(OBJECTIVE): Your task is to transcribe all of the records exactly and leave out the pictures.

(GIVEN DATA):

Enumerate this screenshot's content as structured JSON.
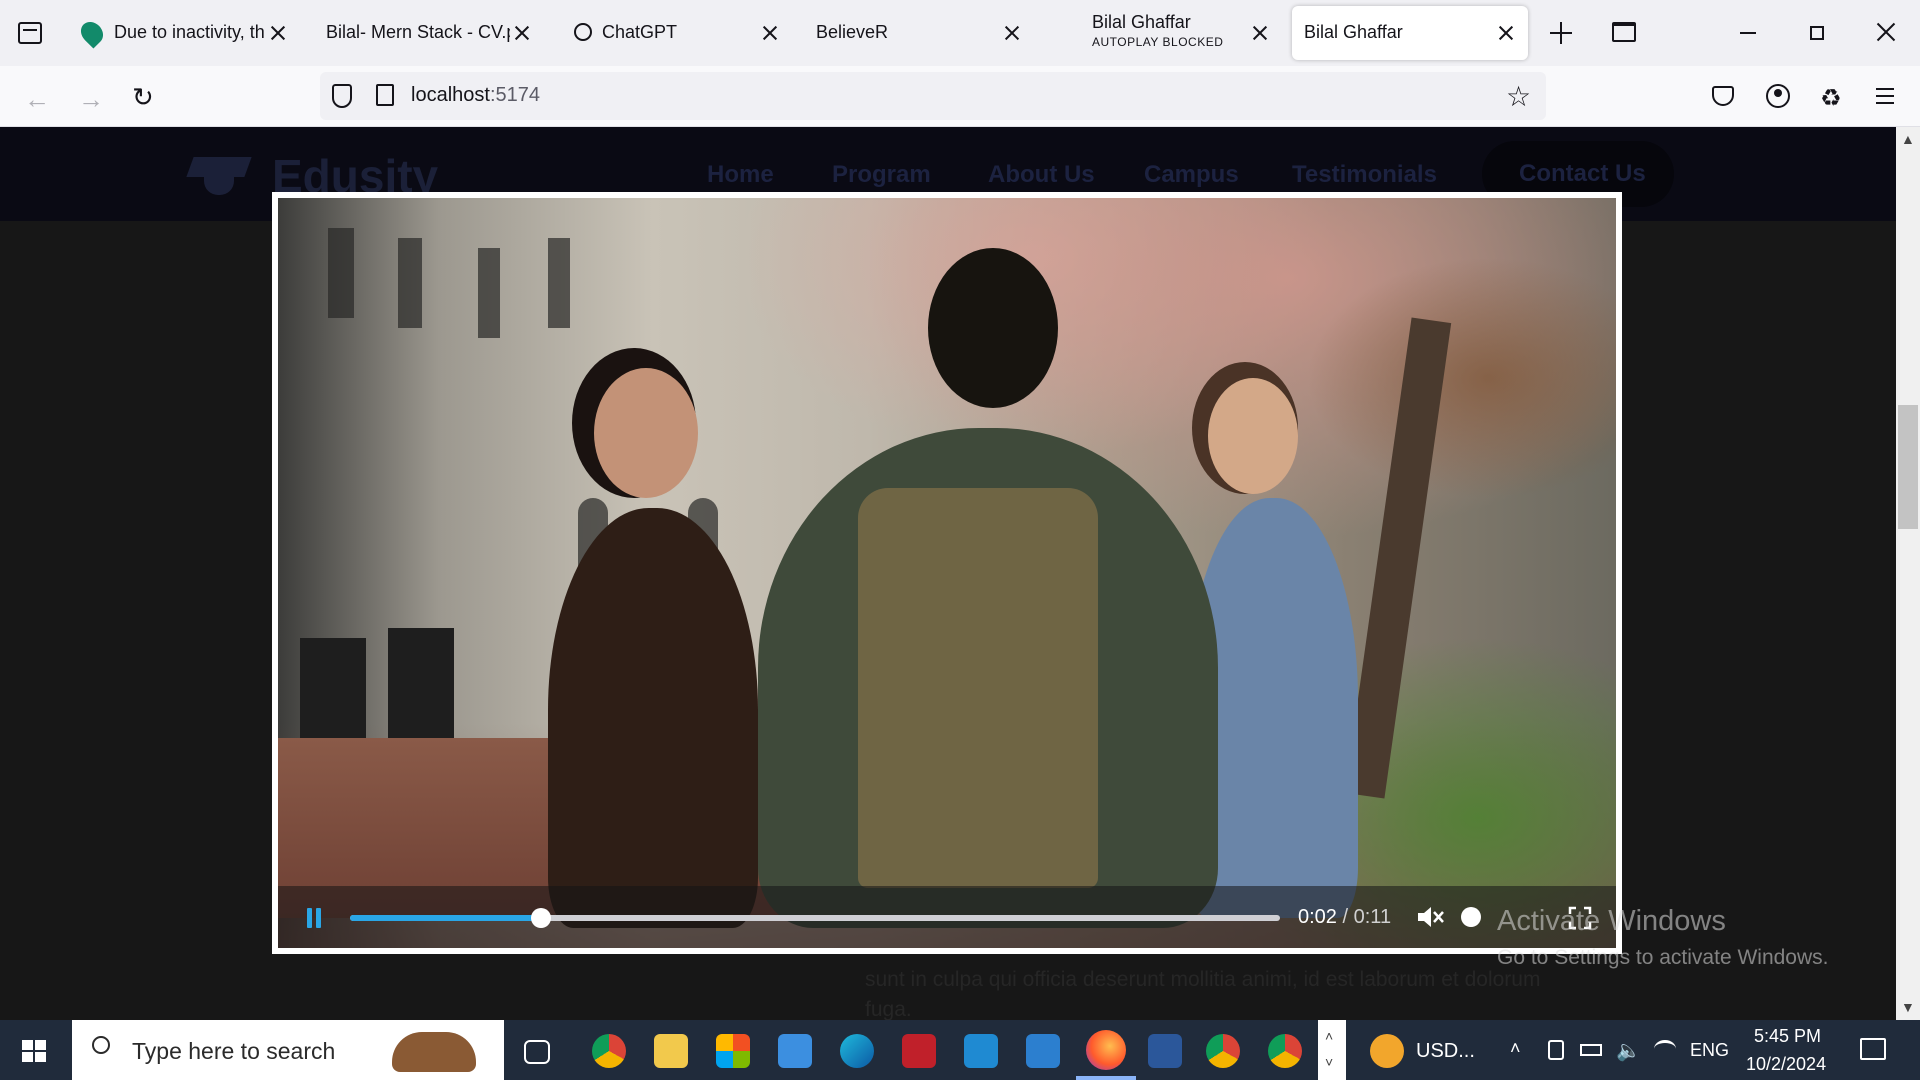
{
  "tabs": [
    {
      "title": "Due to inactivity, the",
      "subtitle": ""
    },
    {
      "title": "Bilal- Mern Stack - CV.p",
      "subtitle": ""
    },
    {
      "title": "ChatGPT",
      "subtitle": ""
    },
    {
      "title": "BelieveR",
      "subtitle": ""
    },
    {
      "title": "Bilal Ghaffar",
      "subtitle": "AUTOPLAY BLOCKED"
    },
    {
      "title": "Bilal Ghaffar",
      "subtitle": ""
    }
  ],
  "address_bar": {
    "host": "localhost",
    "port": ":5174"
  },
  "site": {
    "logo": "Edusity",
    "nav": [
      "Home",
      "Program",
      "About Us",
      "Campus",
      "Testimonials"
    ],
    "contact": "Contact Us",
    "paragraph": "sunt in culpa qui officia deserunt mollitia animi, id est laborum et dolorum fuga."
  },
  "player": {
    "current_time": "0:02",
    "duration": "0:11",
    "progress_fraction": 0.205,
    "muted": true,
    "accent_color": "#2aa6e6"
  },
  "watermark": {
    "line1": "Activate Windows",
    "line2": "Go to Settings to activate Windows."
  },
  "taskbar": {
    "search_placeholder": "Type here to search",
    "currency": "USD...",
    "language": "ENG",
    "time": "5:45 PM",
    "date": "10/2/2024"
  }
}
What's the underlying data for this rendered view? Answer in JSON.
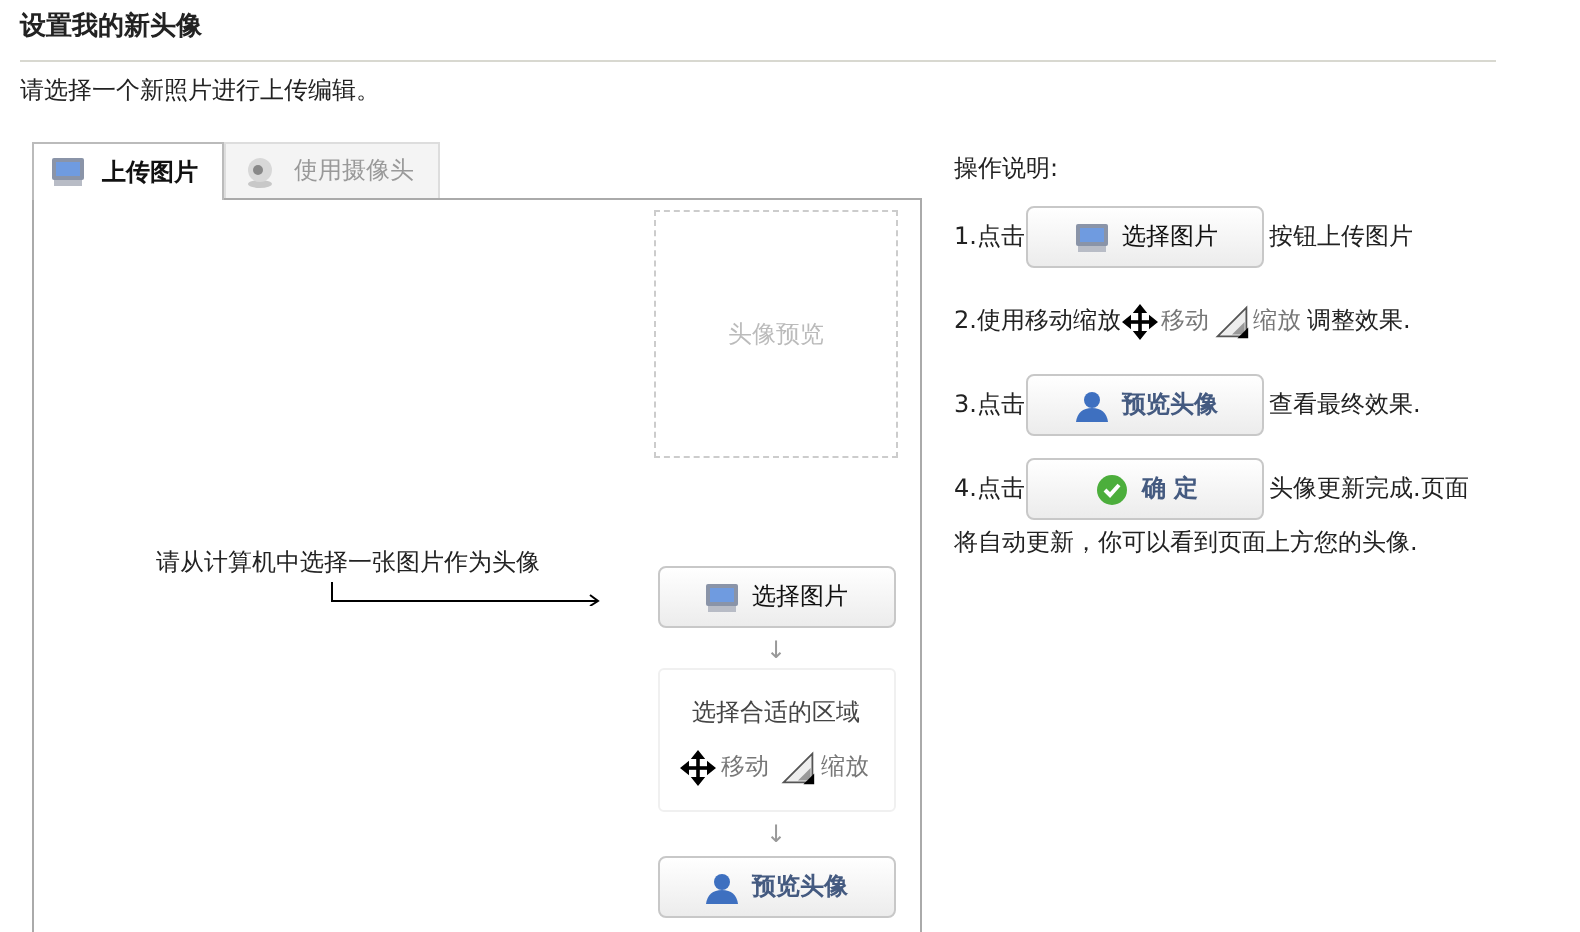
{
  "title": "设置我的新头像",
  "subtitle": "请选择一个新照片进行上传编辑。",
  "tabs": [
    {
      "label": "上传图片",
      "selected": true,
      "kind": "monitor"
    },
    {
      "label": "使用摄像头",
      "selected": false,
      "kind": "webcam"
    }
  ],
  "upload_panel": {
    "preview_label": "头像预览",
    "hint": "请从计算机中选择一张图片作为头像",
    "select_button": "选择图片",
    "down_arrows": [
      "↓",
      "↓"
    ],
    "crop_step": {
      "label": "选择合适的区域",
      "move": "移动",
      "zoom": "缩放"
    },
    "preview_button": "预览头像"
  },
  "instructions": {
    "heading": "操作说明:",
    "steps": [
      {
        "kind": "button",
        "prefix": "1.点击",
        "button": {
          "label": "选择图片",
          "kind": "monitor"
        },
        "suffix": "按钮上传图片"
      },
      {
        "kind": "tools",
        "prefix": "2.使用移动缩放",
        "move": "移动",
        "zoom": "缩放",
        "suffix": "调整效果."
      },
      {
        "kind": "button",
        "prefix": "3.点击",
        "button": {
          "label": "预览头像",
          "kind": "user"
        },
        "suffix": "查看最终效果."
      },
      {
        "kind": "button",
        "prefix": "4.点击",
        "button": {
          "label": "确 定",
          "kind": "check"
        },
        "suffix": "头像更新完成.页面",
        "continuation": "将自动更新，你可以看到页面上方您的头像."
      }
    ]
  }
}
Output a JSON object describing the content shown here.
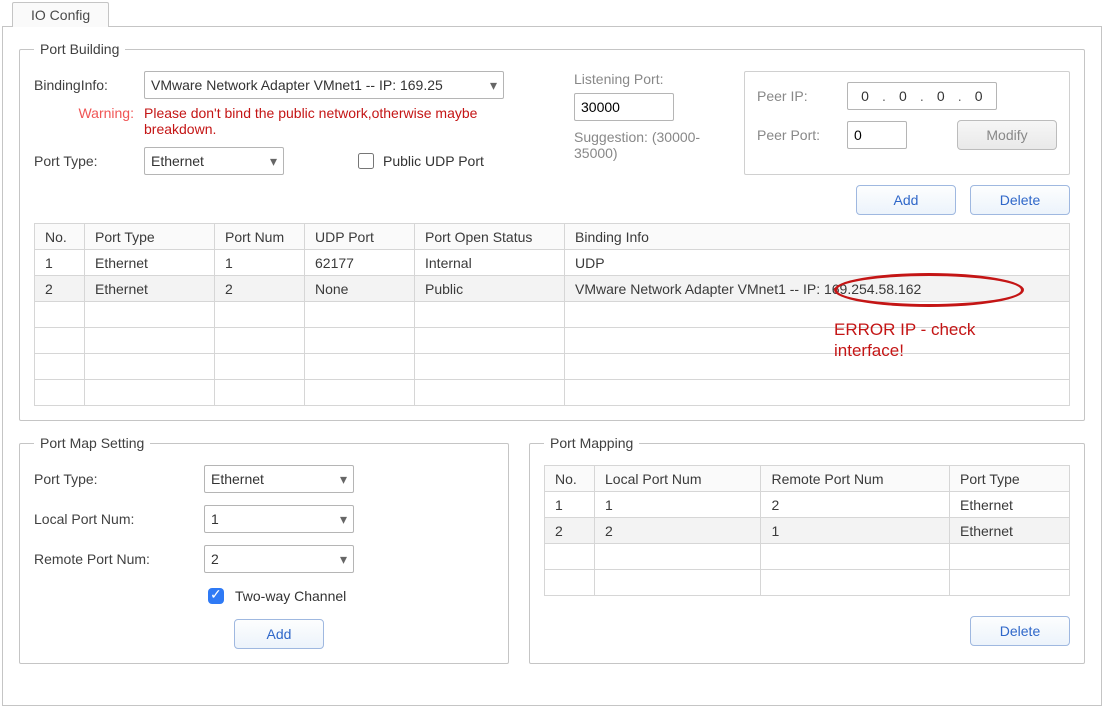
{
  "tab_label": "IO Config",
  "port_building": {
    "legend": "Port Building",
    "labels": {
      "binding_info": "BindingInfo:",
      "warning_label": "Warning:",
      "warning_text": "Please don't bind the public network,otherwise maybe breakdown.",
      "port_type": "Port Type:",
      "public_udp": "Public UDP Port",
      "listening_port": "Listening Port:",
      "suggestion": "Suggestion: (30000-35000)",
      "peer_ip": "Peer IP:",
      "peer_port": "Peer Port:"
    },
    "binding_info_value": "VMware Network Adapter VMnet1 -- IP: 169.25",
    "port_type_value": "Ethernet",
    "public_udp_checked": false,
    "listening_port_value": "30000",
    "peer_ip_octets": [
      "0",
      "0",
      "0",
      "0"
    ],
    "peer_port_value": "0",
    "buttons": {
      "modify": "Modify",
      "add": "Add",
      "delete": "Delete"
    },
    "table": {
      "headers": [
        "No.",
        "Port Type",
        "Port Num",
        "UDP Port",
        "Port Open Status",
        "Binding Info"
      ],
      "rows": [
        [
          "1",
          "Ethernet",
          "1",
          "62177",
          "Internal",
          "UDP"
        ],
        [
          "2",
          "Ethernet",
          "2",
          "None",
          "Public",
          "VMware Network Adapter VMnet1 -- IP: 169.254.58.162"
        ]
      ]
    }
  },
  "port_map_setting": {
    "legend": "Port Map Setting",
    "labels": {
      "port_type": "Port Type:",
      "local_port": "Local Port Num:",
      "remote_port": "Remote Port Num:",
      "two_way": "Two-way Channel"
    },
    "port_type_value": "Ethernet",
    "local_port_value": "1",
    "remote_port_value": "2",
    "two_way_checked": true,
    "buttons": {
      "add": "Add"
    }
  },
  "port_mapping": {
    "legend": "Port Mapping",
    "table": {
      "headers": [
        "No.",
        "Local Port Num",
        "Remote Port Num",
        "Port Type"
      ],
      "rows": [
        [
          "1",
          "1",
          "2",
          "Ethernet"
        ],
        [
          "2",
          "2",
          "1",
          "Ethernet"
        ]
      ]
    },
    "buttons": {
      "delete": "Delete"
    }
  },
  "annotation": {
    "text": "ERROR IP - check interface!"
  }
}
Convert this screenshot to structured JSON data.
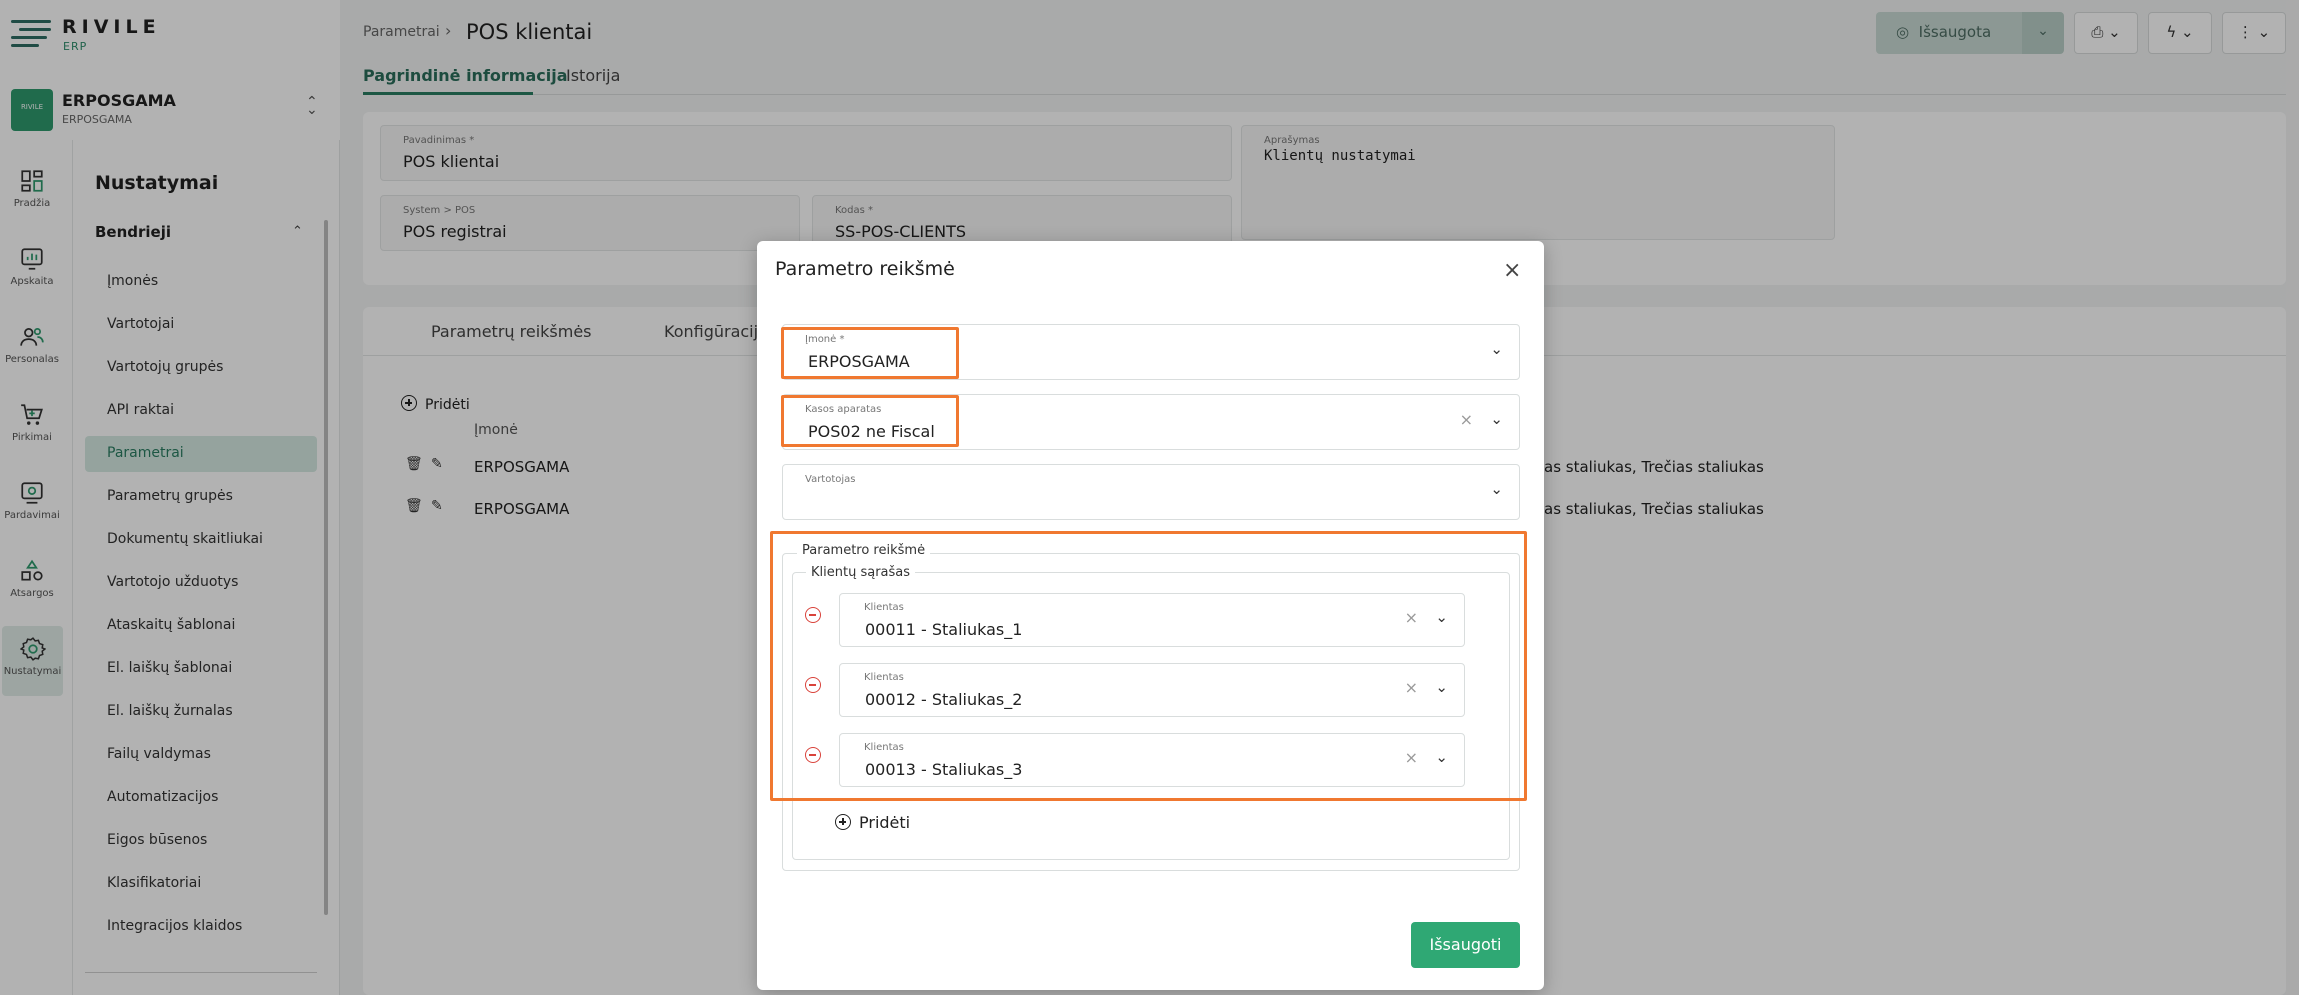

(RESULT OF THIS TASK):
Enumerate this screenshot's content as structured JSON.
{
  "tabs": [
    {
      "title": "Due to inactivity, the",
      "subtitle": ""
    },
    {
      "title": "Bilal- Mern Stack - CV.p",
      "subtitle": ""
    },
    {
      "title": "ChatGPT",
      "subtitle": ""
    },
    {
      "title": "BelieveR",
      "subtitle": ""
    },
    {
      "title": "Bilal Ghaffar",
      "subtitle": "AUTOPLAY BLOCKED"
    },
    {
      "title": "Bilal Ghaffar",
      "subtitle": ""
    }
  ],
  "address_bar": {
    "host": "localhost",
    "port": ":5174"
  },
  "site": {
    "logo": "Edusity",
    "nav": [
      "Home",
      "Program",
      "About Us",
      "Campus",
      "Testimonials"
    ],
    "contact": "Contact Us",
    "paragraph": "sunt in culpa qui officia deserunt mollitia animi, id est laborum et dolorum fuga."
  },
  "player": {
    "current_time": "0:02",
    "duration": "0:11",
    "progress_fraction": 0.205,
    "muted": true,
    "accent_color": "#2aa6e6"
  },
  "watermark": {
    "line1": "Activate Windows",
    "line2": "Go to Settings to activate Windows."
  },
  "taskbar": {
    "search_placeholder": "Type here to search",
    "currency": "USD...",
    "language": "ENG",
    "time": "5:45 PM",
    "date": "10/2/2024"
  }
}
What's the underlying data for this rendered view? Answer in JSON.
{
  "title": "设置我的新头像",
  "subtitle": "请选择一个新照片进行上传编辑。",
  "tabs": [
    {
      "label": "上传图片",
      "selected": true,
      "kind": "monitor"
    },
    {
      "label": "使用摄像头",
      "selected": false,
      "kind": "webcam"
    }
  ],
  "upload_panel": {
    "preview_label": "头像预览",
    "hint": "请从计算机中选择一张图片作为头像",
    "select_button": "选择图片",
    "down_arrows": [
      "↓",
      "↓"
    ],
    "crop_step": {
      "label": "选择合适的区域",
      "move": "移动",
      "zoom": "缩放"
    },
    "preview_button": "预览头像"
  },
  "instructions": {
    "heading": "操作说明:",
    "steps": [
      {
        "kind": "button",
        "prefix": "1.点击",
        "button": {
          "label": "选择图片",
          "kind": "monitor"
        },
        "suffix": "按钮上传图片"
      },
      {
        "kind": "tools",
        "prefix": "2.使用移动缩放",
        "move": "移动",
        "zoom": "缩放",
        "suffix": "调整效果."
      },
      {
        "kind": "button",
        "prefix": "3.点击",
        "button": {
          "label": "预览头像",
          "kind": "user"
        },
        "suffix": "查看最终效果."
      },
      {
        "kind": "button",
        "prefix": "4.点击",
        "button": {
          "label": "确 定",
          "kind": "check"
        },
        "suffix": "头像更新完成.页面",
        "continuation": "将自动更新，你可以看到页面上方您的头像."
      }
    ]
  }
}
Output a JSON object describing the content shown here.
{
  "tab_label": "IO Config",
  "port_building": {
    "legend": "Port Building",
    "labels": {
      "binding_info": "BindingInfo:",
      "warning_label": "Warning:",
      "warning_text": "Please don't bind the public network,otherwise maybe breakdown.",
      "port_type": "Port Type:",
      "public_udp": "Public UDP Port",
      "listening_port": "Listening Port:",
      "suggestion": "Suggestion: (30000-35000)",
      "peer_ip": "Peer IP:",
      "peer_port": "Peer Port:"
    },
    "binding_info_value": "VMware Network Adapter VMnet1 -- IP: 169.25",
    "port_type_value": "Ethernet",
    "public_udp_checked": false,
    "listening_port_value": "30000",
    "peer_ip_octets": [
      "0",
      "0",
      "0",
      "0"
    ],
    "peer_port_value": "0",
    "buttons": {
      "modify": "Modify",
      "add": "Add",
      "delete": "Delete"
    },
    "table": {
      "headers": [
        "No.",
        "Port Type",
        "Port Num",
        "UDP Port",
        "Port Open Status",
        "Binding Info"
      ],
      "rows": [
        [
          "1",
          "Ethernet",
          "1",
          "62177",
          "Internal",
          "UDP"
        ],
        [
          "2",
          "Ethernet",
          "2",
          "None",
          "Public",
          "VMware Network Adapter VMnet1 -- IP: 169.254.58.162"
        ]
      ]
    }
  },
  "port_map_setting": {
    "legend": "Port Map Setting",
    "labels": {
      "port_type": "Port Type:",
      "local_port": "Local Port Num:",
      "remote_port": "Remote Port Num:",
      "two_way": "Two-way Channel"
    },
    "port_type_value": "Ethernet",
    "local_port_value": "1",
    "remote_port_value": "2",
    "two_way_checked": true,
    "buttons": {
      "add": "Add"
    }
  },
  "port_mapping": {
    "legend": "Port Mapping",
    "table": {
      "headers": [
        "No.",
        "Local Port Num",
        "Remote Port Num",
        "Port Type"
      ],
      "rows": [
        [
          "1",
          "1",
          "2",
          "Ethernet"
        ],
        [
          "2",
          "2",
          "1",
          "Ethernet"
        ]
      ]
    },
    "buttons": {
      "delete": "Delete"
    }
  },
  "annotation": {
    "text": "ERROR IP - check interface!"
  }
}
Convert this screenshot to structured JSON data.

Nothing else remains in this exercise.